▸ Exercise goal
Transcribe every line of the listing below without any deviation.

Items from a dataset

§

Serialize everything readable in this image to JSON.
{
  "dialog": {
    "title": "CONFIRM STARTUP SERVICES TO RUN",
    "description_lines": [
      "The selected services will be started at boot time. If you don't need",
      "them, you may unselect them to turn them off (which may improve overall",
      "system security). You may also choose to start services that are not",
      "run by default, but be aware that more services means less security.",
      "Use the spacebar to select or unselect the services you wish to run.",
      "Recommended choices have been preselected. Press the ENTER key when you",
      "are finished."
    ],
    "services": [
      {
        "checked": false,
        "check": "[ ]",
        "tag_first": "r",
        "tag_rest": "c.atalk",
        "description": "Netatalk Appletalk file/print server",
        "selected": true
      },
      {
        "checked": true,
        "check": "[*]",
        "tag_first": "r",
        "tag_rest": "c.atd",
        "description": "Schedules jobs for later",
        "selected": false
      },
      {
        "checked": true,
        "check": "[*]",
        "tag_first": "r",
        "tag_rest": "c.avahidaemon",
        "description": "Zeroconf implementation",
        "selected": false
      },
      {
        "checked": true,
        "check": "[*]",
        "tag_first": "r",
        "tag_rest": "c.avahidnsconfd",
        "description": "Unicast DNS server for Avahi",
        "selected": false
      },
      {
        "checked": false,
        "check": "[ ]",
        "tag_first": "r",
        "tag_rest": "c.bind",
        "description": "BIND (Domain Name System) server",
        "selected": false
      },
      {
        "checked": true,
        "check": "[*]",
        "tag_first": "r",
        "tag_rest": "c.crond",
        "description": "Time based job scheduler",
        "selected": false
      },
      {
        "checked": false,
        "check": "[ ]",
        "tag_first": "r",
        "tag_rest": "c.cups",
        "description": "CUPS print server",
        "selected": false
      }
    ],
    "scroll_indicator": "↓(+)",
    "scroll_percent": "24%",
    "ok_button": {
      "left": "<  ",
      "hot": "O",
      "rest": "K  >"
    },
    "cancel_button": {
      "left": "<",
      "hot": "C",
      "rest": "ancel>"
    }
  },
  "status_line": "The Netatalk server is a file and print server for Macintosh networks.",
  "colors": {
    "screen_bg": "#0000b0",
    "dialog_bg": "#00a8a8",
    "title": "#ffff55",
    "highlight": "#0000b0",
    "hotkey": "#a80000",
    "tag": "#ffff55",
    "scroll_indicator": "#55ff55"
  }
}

§

▸ Exercise response
Serialize everything readable in this image to JSON.
{
  "dialog": {
    "title": "CONFIRM STARTUP SERVICES TO RUN",
    "description_lines": [
      "The selected services will be started at boot time. If you don't need",
      "them, you may unselect them to turn them off (which may improve overall",
      "system security). You may also choose to start services that are not",
      "run by default, but be aware that more services means less security.",
      "Use the spacebar to select or unselect the services you wish to run.",
      "Recommended choices have been preselected. Press the ENTER key when you",
      "are finished."
    ],
    "services": [
      {
        "checked": false,
        "check": "[ ]",
        "tag_first": "r",
        "tag_rest": "c.atalk",
        "description": "Netatalk Appletalk file/print server",
        "selected": true
      },
      {
        "checked": true,
        "check": "[*]",
        "tag_first": "r",
        "tag_rest": "c.atd",
        "description": "Schedules jobs for later",
        "selected": false
      },
      {
        "checked": true,
        "check": "[*]",
        "tag_first": "r",
        "tag_rest": "c.avahidaemon",
        "description": "Zeroconf implementation",
        "selected": false
      },
      {
        "checked": true,
        "check": "[*]",
        "tag_first": "r",
        "tag_rest": "c.avahidnsconfd",
        "description": "Unicast DNS server for Avahi",
        "selected": false
      },
      {
        "checked": false,
        "check": "[ ]",
        "tag_first": "r",
        "tag_rest": "c.bind",
        "description": "BIND (Domain Name System) server",
        "selected": false
      },
      {
        "checked": true,
        "check": "[*]",
        "tag_first": "r",
        "tag_rest": "c.crond",
        "description": "Time based job scheduler",
        "selected": false
      },
      {
        "checked": false,
        "check": "[ ]",
        "tag_first": "r",
        "tag_rest": "c.cups",
        "description": "CUPS print server",
        "selected": false
      }
    ],
    "scroll_indicator": "↓(+)",
    "scroll_percent": "24%",
    "ok_button": {
      "left": "<  ",
      "hot": "O",
      "rest": "K  >"
    },
    "cancel_button": {
      "left": "<",
      "hot": "C",
      "rest": "ancel>"
    }
  },
  "status_line": "The Netatalk server is a file and print server for Macintosh networks.",
  "colors": {
    "screen_bg": "#0000b0",
    "dialog_bg": "#00a8a8",
    "title": "#ffff55",
    "highlight": "#0000b0",
    "hotkey": "#a80000",
    "tag": "#ffff55",
    "scroll_indicator": "#55ff55"
  }
}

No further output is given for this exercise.